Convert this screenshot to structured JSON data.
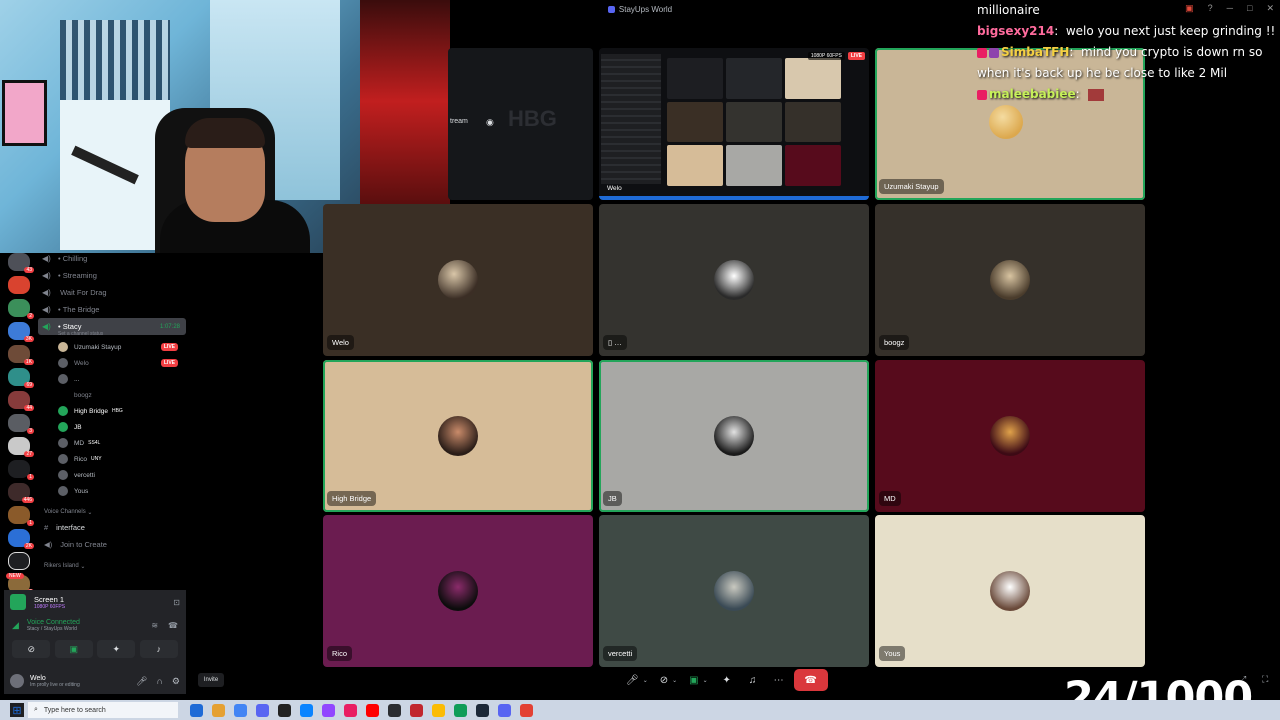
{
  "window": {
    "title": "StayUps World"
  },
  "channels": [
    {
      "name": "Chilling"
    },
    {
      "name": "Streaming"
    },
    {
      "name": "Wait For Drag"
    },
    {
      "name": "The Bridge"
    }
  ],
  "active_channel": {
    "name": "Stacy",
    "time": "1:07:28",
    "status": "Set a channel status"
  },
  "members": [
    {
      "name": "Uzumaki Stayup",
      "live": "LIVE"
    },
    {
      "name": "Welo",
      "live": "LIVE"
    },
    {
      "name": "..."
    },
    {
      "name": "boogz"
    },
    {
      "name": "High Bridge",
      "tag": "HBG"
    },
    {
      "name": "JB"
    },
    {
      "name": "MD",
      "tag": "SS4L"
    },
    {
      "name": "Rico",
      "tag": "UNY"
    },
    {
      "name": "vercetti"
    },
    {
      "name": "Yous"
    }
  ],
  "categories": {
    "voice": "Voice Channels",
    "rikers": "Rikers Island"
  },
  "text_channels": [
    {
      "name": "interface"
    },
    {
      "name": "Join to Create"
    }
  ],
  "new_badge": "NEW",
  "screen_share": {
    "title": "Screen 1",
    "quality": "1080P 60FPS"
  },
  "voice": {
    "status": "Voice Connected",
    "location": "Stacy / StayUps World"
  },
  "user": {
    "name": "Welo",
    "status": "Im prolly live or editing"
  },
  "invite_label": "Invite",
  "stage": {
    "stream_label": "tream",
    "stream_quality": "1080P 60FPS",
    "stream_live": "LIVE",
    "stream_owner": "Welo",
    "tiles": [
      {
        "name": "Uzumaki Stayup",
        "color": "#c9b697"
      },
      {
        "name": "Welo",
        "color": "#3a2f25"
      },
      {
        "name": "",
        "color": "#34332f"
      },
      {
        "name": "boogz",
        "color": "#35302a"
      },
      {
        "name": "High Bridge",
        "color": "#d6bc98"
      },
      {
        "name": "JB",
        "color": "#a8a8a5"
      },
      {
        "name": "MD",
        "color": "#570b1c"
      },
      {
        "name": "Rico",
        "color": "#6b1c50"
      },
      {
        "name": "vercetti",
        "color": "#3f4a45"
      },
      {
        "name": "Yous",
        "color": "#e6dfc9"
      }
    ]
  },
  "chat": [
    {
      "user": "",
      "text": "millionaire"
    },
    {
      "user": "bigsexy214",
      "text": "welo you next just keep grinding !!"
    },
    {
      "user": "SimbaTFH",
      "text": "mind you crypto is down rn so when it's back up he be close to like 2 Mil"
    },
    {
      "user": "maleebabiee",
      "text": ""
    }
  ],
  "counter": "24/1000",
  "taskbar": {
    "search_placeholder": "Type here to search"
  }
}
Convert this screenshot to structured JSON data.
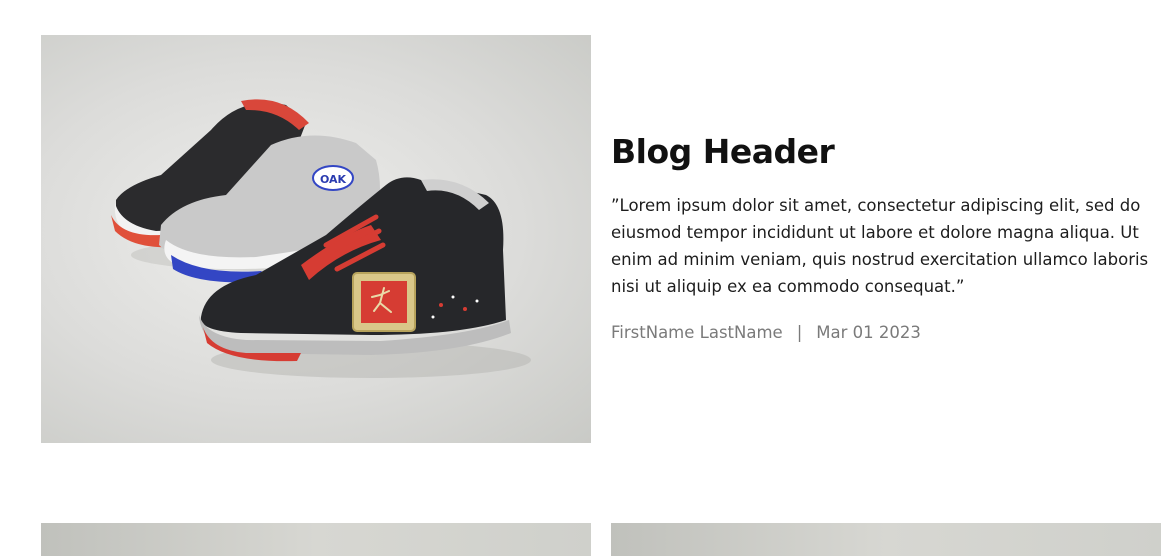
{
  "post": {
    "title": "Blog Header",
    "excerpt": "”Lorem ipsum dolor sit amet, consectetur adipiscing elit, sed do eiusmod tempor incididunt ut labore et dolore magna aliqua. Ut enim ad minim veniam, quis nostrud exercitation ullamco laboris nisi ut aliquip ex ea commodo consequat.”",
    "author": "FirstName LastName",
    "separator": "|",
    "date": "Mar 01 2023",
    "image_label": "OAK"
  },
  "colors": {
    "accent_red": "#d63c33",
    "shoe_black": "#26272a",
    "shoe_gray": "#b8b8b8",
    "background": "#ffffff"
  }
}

==

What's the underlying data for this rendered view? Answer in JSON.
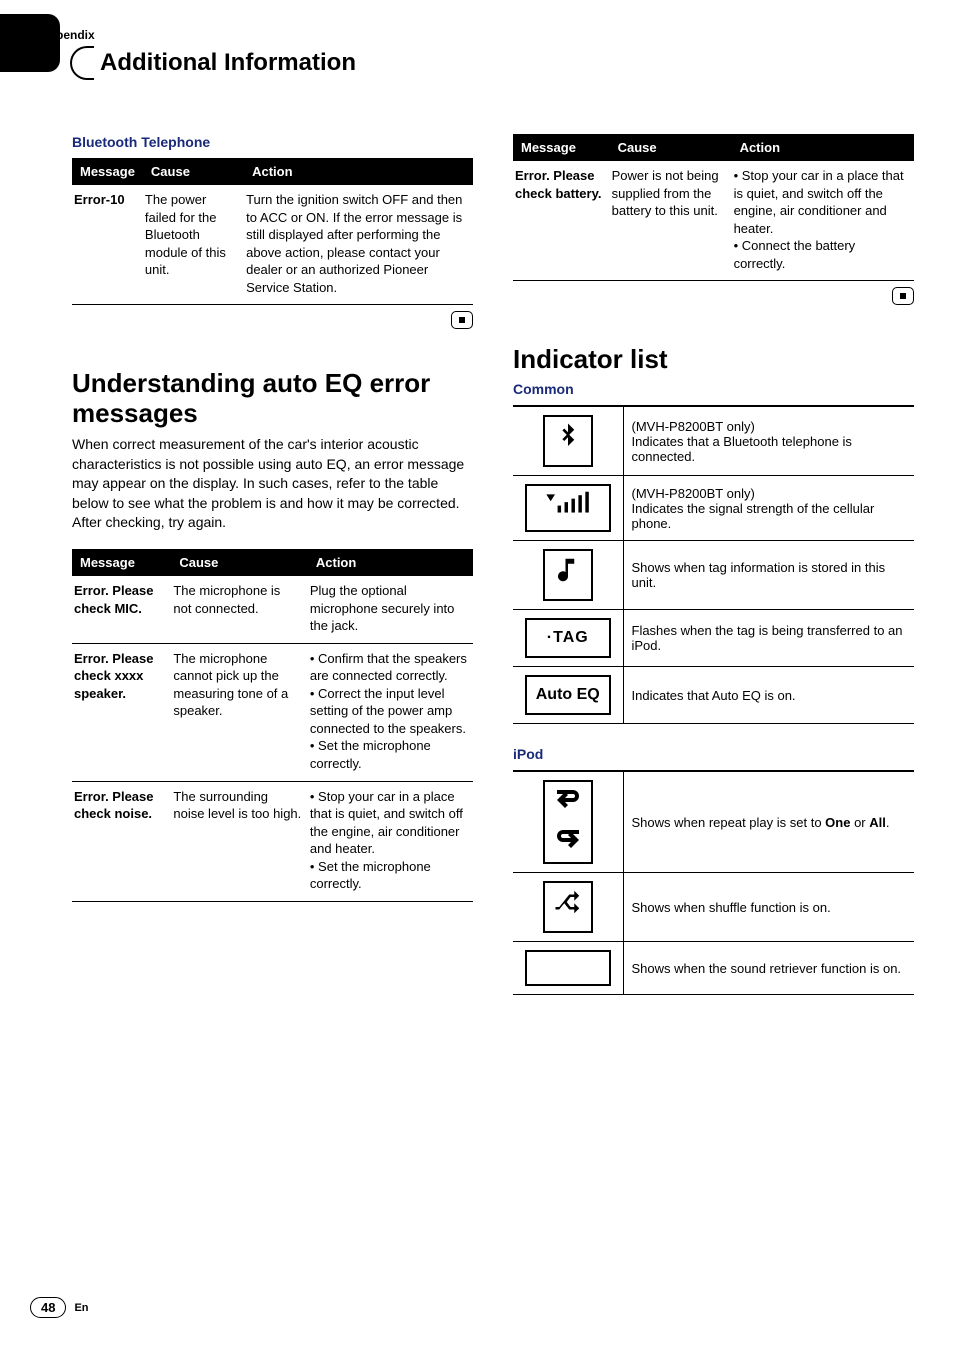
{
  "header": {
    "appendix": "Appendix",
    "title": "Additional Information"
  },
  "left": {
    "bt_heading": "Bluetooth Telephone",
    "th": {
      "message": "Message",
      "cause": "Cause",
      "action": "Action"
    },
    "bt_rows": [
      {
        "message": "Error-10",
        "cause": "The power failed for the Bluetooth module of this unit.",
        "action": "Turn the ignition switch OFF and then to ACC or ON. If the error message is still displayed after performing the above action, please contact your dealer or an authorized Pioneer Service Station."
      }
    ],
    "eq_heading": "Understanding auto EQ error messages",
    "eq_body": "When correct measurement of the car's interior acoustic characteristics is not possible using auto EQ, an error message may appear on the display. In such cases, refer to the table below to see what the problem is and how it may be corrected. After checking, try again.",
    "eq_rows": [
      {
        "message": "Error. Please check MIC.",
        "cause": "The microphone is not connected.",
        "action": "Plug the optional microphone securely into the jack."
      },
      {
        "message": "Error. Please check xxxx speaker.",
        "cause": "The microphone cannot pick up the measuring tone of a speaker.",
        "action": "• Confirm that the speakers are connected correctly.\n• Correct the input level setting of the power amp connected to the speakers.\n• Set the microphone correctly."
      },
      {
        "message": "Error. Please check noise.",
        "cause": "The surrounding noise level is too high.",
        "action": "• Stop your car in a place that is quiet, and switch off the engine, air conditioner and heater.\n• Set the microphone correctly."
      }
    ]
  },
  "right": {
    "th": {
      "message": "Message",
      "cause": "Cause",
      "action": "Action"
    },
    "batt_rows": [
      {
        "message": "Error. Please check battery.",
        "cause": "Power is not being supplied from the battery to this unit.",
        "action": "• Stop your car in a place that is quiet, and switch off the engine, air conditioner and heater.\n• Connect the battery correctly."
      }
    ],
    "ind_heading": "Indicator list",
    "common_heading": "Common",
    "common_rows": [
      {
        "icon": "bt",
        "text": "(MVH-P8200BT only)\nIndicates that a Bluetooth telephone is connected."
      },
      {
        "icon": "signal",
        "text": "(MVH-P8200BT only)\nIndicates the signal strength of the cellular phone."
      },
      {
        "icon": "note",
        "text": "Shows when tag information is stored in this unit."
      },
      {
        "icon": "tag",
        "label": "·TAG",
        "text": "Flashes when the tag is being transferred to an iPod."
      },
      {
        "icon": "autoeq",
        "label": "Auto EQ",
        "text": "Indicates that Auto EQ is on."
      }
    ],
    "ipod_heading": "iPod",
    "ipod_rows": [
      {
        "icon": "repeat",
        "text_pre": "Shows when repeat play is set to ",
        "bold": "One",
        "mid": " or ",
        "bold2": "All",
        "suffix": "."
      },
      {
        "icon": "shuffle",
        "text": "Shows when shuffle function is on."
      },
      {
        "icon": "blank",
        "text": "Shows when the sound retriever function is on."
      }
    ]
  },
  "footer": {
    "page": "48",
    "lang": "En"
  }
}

* WHAT YOU HAVE TO DO:
Show every line that contains the word "icon".

* FINISHED ANSWER:
        "icon": "bt",
        "icon": "signal",
        "icon": "note",
        "icon": "tag",
        "icon": "autoeq",
        "icon": "repeat",
        "icon": "shuffle",
        "icon": "blank",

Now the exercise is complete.